## [Material for this exercise]

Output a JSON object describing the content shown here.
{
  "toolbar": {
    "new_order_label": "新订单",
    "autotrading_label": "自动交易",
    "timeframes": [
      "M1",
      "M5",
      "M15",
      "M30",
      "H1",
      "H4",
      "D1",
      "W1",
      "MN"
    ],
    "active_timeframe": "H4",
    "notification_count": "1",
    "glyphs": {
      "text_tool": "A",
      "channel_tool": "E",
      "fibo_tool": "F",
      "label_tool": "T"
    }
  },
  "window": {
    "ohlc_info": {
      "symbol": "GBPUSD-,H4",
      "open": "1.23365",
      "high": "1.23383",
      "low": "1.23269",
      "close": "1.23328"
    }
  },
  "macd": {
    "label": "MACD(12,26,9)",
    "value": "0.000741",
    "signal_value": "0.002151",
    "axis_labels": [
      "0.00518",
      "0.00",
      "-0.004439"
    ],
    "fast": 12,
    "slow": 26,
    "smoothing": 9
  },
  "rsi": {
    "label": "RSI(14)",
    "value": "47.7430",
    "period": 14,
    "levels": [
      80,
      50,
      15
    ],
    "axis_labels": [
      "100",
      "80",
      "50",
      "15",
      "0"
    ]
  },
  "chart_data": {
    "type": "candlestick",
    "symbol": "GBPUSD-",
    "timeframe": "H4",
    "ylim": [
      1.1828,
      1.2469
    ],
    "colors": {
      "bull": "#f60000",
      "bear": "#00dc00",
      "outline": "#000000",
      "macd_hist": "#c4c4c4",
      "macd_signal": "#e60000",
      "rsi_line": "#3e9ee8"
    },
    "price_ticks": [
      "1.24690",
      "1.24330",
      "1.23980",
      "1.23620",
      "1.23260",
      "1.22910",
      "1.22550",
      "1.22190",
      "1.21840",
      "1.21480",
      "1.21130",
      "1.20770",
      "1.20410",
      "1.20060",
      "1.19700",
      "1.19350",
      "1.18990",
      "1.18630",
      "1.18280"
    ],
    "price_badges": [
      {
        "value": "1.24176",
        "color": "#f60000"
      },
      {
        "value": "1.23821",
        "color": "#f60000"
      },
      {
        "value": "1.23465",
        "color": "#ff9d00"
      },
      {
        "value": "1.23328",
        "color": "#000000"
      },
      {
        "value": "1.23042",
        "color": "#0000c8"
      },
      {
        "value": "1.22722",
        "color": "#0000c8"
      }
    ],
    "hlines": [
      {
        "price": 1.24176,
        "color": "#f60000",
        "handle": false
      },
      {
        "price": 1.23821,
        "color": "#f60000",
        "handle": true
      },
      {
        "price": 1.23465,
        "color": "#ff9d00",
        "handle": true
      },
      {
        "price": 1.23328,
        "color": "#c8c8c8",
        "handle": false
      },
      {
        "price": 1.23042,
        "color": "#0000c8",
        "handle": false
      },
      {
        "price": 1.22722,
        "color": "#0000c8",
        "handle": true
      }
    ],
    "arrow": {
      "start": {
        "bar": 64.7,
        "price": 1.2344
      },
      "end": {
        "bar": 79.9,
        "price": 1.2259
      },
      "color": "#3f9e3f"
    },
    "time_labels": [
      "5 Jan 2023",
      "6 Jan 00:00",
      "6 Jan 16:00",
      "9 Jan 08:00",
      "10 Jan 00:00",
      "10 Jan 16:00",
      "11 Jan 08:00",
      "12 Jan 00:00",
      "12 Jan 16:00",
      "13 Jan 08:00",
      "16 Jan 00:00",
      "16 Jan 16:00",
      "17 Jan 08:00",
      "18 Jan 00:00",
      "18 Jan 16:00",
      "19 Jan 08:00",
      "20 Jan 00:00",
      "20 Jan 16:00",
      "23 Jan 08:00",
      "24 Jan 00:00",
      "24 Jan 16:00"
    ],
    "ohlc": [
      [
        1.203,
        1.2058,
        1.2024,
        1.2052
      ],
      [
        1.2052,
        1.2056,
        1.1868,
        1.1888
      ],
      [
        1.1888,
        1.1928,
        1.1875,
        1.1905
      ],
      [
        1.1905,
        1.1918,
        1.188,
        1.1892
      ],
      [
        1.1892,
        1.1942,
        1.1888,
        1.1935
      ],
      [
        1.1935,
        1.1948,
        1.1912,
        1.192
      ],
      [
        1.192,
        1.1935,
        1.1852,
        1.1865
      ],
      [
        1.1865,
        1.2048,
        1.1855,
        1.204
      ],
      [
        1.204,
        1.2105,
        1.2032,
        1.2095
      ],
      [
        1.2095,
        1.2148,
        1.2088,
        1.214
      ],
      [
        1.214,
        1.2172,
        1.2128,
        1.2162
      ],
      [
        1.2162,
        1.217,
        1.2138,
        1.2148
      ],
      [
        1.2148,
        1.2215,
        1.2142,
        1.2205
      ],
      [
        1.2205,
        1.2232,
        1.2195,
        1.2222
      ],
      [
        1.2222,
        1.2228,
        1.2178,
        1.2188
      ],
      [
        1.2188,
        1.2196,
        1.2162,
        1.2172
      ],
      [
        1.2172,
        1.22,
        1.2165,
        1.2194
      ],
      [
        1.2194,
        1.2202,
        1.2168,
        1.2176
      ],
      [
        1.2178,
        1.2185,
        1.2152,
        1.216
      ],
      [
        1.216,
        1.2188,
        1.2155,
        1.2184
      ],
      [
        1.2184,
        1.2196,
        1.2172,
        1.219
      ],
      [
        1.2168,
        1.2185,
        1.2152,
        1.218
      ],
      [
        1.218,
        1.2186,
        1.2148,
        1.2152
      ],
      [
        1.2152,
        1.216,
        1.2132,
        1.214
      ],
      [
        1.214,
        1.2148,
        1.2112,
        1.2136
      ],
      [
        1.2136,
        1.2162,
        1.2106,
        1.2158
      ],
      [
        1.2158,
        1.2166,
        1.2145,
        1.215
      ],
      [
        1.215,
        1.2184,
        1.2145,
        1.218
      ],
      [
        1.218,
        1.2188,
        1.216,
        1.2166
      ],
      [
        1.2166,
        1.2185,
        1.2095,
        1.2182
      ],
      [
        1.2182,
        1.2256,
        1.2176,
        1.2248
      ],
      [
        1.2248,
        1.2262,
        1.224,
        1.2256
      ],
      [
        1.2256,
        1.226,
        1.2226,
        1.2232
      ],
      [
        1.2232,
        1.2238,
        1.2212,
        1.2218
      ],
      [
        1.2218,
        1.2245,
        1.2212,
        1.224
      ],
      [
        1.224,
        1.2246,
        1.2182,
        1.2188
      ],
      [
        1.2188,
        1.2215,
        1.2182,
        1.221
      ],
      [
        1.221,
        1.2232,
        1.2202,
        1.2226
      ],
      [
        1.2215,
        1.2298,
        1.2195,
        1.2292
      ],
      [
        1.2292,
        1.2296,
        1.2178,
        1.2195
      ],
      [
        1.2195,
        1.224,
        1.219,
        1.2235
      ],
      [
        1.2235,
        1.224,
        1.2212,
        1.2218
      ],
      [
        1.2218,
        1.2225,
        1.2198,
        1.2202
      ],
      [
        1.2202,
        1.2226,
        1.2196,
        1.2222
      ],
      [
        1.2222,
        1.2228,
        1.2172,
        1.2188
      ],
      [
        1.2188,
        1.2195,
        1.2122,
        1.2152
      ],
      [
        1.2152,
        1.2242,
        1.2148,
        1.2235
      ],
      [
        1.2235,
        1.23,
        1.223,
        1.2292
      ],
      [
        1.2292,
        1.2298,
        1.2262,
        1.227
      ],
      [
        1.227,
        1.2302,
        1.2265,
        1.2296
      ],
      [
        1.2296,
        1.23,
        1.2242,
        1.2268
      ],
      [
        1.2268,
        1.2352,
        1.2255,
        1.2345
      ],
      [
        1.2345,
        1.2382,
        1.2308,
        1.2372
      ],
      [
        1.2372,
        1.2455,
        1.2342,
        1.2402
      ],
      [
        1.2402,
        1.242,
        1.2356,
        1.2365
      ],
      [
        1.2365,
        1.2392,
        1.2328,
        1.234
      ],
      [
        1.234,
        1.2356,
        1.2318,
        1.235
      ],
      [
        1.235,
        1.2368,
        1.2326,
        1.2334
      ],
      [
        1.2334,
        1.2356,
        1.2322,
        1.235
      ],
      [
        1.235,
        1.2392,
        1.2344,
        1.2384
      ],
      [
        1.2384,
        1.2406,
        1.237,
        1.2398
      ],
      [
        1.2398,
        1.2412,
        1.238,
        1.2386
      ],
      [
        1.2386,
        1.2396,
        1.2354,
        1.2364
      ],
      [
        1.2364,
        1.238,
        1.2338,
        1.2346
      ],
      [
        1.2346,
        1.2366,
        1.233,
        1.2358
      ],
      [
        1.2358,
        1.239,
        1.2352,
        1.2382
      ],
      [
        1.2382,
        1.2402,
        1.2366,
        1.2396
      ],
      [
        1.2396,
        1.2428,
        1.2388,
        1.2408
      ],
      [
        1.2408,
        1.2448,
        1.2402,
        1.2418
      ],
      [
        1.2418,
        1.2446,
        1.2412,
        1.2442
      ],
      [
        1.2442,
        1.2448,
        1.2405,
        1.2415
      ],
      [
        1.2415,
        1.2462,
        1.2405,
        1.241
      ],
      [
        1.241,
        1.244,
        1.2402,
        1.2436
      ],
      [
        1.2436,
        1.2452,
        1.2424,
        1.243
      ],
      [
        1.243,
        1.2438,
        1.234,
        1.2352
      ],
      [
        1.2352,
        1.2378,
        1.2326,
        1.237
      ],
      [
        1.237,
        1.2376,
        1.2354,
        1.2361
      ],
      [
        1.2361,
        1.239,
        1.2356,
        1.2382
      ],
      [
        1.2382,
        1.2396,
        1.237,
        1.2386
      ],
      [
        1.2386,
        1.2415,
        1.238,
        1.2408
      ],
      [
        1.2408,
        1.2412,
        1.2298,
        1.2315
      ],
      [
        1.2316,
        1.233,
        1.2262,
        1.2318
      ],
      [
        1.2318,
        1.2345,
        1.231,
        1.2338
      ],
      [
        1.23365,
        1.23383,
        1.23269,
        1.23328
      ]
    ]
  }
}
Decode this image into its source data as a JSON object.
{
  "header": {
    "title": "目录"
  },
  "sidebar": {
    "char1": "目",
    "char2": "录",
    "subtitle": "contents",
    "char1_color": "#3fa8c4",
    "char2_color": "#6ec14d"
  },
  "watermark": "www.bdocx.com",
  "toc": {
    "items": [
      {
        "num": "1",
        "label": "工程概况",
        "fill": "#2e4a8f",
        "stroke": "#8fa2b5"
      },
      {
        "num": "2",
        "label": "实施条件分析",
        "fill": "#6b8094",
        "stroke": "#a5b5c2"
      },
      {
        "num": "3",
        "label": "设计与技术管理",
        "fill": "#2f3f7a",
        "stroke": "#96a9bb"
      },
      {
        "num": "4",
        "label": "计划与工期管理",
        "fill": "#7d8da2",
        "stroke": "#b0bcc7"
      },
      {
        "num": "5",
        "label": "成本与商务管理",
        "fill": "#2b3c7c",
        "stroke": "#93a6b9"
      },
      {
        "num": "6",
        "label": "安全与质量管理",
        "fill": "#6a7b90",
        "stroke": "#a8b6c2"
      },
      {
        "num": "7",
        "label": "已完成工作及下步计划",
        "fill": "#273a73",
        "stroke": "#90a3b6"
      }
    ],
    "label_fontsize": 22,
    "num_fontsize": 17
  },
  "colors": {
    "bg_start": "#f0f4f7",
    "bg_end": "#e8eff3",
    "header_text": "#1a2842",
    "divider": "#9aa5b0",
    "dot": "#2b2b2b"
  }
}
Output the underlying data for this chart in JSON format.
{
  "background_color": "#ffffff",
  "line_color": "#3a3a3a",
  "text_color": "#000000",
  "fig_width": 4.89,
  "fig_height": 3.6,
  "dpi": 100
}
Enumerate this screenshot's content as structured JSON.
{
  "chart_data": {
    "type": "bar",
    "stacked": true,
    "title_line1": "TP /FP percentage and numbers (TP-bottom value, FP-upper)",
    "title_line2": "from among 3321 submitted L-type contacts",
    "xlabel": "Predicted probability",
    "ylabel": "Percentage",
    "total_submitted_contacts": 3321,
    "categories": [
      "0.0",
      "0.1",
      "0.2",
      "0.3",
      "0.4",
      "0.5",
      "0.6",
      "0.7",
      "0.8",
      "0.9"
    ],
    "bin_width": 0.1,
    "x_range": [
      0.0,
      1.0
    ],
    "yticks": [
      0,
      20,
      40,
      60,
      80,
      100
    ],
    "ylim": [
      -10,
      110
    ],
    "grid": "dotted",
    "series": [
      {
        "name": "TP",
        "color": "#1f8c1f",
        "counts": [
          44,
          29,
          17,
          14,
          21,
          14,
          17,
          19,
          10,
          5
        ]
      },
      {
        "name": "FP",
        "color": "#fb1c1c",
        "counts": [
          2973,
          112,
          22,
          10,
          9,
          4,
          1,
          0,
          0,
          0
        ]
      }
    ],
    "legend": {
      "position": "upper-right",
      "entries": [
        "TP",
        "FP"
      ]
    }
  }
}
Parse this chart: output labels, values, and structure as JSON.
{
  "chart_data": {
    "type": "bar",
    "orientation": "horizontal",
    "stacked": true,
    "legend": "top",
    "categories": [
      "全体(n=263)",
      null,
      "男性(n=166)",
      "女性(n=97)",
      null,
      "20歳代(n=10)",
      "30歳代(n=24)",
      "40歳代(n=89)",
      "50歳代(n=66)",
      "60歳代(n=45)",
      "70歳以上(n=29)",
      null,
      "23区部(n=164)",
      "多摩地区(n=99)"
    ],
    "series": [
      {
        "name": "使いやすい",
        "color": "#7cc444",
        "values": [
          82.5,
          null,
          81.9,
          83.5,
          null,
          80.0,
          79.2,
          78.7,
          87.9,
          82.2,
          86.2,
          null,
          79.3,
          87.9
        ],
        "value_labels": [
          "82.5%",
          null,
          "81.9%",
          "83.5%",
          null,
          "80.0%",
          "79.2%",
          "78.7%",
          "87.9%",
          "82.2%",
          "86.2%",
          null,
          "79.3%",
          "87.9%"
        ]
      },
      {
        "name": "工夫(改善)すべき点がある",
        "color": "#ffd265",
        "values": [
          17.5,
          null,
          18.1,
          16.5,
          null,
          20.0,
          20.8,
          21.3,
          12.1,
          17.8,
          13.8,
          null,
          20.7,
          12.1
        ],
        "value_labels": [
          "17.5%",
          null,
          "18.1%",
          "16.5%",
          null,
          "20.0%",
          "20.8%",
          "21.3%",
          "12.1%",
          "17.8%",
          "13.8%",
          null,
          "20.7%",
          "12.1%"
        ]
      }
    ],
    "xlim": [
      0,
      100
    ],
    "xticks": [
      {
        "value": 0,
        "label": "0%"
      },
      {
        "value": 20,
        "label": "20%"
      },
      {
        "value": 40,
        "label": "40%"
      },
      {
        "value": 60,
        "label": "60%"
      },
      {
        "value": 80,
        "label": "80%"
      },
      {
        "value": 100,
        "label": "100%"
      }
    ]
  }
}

## [Task to complete]
How many lines of the listing above include the word "object"? Reply with the number alone.

## [Result of the task]
2